+++ INFORMATION SHOWN +++
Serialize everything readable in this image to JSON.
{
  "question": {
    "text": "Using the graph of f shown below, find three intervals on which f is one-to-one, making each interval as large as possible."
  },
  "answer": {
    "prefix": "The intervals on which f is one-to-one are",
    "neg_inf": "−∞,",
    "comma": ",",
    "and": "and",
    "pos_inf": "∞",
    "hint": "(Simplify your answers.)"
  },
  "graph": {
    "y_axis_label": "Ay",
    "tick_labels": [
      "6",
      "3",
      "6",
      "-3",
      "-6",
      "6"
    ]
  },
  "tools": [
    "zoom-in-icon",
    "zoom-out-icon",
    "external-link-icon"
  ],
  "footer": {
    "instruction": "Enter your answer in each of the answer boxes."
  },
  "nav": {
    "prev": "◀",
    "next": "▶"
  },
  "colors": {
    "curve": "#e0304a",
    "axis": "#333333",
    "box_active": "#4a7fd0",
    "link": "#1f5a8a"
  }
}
+++
From the entries above, collect every line with the string "your" in it.

    "hint": "(Simplify your answers.)"
    "instruction": "Enter your answer in each of the answer boxes."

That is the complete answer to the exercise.